→ **Stated problem**
Provide an exact reproduction of every entry.

→ **Listed entries**
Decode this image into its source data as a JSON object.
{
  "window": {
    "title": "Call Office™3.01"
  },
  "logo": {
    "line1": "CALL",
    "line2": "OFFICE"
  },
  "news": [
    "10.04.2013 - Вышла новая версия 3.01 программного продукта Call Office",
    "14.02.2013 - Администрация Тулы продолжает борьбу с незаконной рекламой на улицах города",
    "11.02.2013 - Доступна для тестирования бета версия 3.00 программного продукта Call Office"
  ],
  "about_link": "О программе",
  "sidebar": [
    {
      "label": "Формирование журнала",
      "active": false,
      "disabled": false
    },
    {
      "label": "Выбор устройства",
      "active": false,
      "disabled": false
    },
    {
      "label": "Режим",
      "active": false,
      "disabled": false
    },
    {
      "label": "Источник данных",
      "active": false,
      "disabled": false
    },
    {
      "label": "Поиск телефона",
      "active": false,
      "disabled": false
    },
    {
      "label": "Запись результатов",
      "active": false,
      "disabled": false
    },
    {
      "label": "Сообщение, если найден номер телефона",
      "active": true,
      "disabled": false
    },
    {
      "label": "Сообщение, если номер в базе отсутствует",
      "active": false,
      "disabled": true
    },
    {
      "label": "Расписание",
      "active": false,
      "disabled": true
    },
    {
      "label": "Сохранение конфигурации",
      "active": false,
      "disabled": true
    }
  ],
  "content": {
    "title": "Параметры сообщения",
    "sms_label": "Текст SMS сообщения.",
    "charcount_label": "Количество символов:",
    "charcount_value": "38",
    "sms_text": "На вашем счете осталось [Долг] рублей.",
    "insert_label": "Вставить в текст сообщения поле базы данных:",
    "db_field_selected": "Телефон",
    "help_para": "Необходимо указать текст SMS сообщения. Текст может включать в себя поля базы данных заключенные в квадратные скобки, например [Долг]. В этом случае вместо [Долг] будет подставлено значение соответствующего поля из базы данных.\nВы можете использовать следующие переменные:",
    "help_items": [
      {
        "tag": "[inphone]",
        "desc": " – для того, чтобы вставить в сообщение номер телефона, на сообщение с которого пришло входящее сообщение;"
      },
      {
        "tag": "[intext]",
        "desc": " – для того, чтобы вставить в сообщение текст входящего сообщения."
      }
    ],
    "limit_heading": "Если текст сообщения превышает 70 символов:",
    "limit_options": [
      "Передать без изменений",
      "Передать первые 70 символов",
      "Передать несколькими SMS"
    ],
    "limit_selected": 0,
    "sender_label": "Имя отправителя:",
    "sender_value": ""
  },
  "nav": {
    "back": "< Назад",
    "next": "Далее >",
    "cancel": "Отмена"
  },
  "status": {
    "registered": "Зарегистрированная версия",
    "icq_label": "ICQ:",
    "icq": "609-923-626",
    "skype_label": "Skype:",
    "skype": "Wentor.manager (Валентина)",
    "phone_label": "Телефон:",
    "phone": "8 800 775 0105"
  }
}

→ **Task output**
Decode this image into its source data as a JSON object.
{
  "window": {
    "title": "Call Office™3.01"
  },
  "logo": {
    "line1": "CALL",
    "line2": "OFFICE"
  },
  "news": [
    "10.04.2013 - Вышла новая версия 3.01 программного продукта Call Office",
    "14.02.2013 - Администрация Тулы продолжает борьбу с незаконной рекламой на улицах города",
    "11.02.2013 - Доступна для тестирования бета версия 3.00 программного продукта Call Office"
  ],
  "about_link": "О программе",
  "sidebar": [
    {
      "label": "Формирование журнала",
      "active": false,
      "disabled": false
    },
    {
      "label": "Выбор устройства",
      "active": false,
      "disabled": false
    },
    {
      "label": "Режим",
      "active": false,
      "disabled": false
    },
    {
      "label": "Источник данных",
      "active": false,
      "disabled": false
    },
    {
      "label": "Поиск телефона",
      "active": false,
      "disabled": false
    },
    {
      "label": "Запись результатов",
      "active": false,
      "disabled": false
    },
    {
      "label": "Сообщение, если найден номер телефона",
      "active": true,
      "disabled": false
    },
    {
      "label": "Сообщение, если номер в базе отсутствует",
      "active": false,
      "disabled": true
    },
    {
      "label": "Расписание",
      "active": false,
      "disabled": true
    },
    {
      "label": "Сохранение конфигурации",
      "active": false,
      "disabled": true
    }
  ],
  "content": {
    "title": "Параметры сообщения",
    "sms_label": "Текст SMS сообщения.",
    "charcount_label": "Количество символов:",
    "charcount_value": "38",
    "sms_text": "На вашем счете осталось [Долг] рублей.",
    "insert_label": "Вставить в текст сообщения поле базы данных:",
    "db_field_selected": "Телефон",
    "help_para": "Необходимо указать текст SMS сообщения. Текст может включать в себя поля базы данных заключенные в квадратные скобки, например [Долг]. В этом случае вместо [Долг] будет подставлено значение соответствующего поля из базы данных.\nВы можете использовать следующие переменные:",
    "help_items": [
      {
        "tag": "[inphone]",
        "desc": " – для того, чтобы вставить в сообщение номер телефона, на сообщение с которого пришло входящее сообщение;"
      },
      {
        "tag": "[intext]",
        "desc": " – для того, чтобы вставить в сообщение текст входящего сообщения."
      }
    ],
    "limit_heading": "Если текст сообщения превышает 70 символов:",
    "limit_options": [
      "Передать без изменений",
      "Передать первые 70 символов",
      "Передать несколькими SMS"
    ],
    "limit_selected": 0,
    "sender_label": "Имя отправителя:",
    "sender_value": ""
  },
  "nav": {
    "back": "< Назад",
    "next": "Далее >",
    "cancel": "Отмена"
  },
  "status": {
    "registered": "Зарегистрированная версия",
    "icq_label": "ICQ:",
    "icq": "609-923-626",
    "skype_label": "Skype:",
    "skype": "Wentor.manager (Валентина)",
    "phone_label": "Телефон:",
    "phone": "8 800 775 0105"
  }
}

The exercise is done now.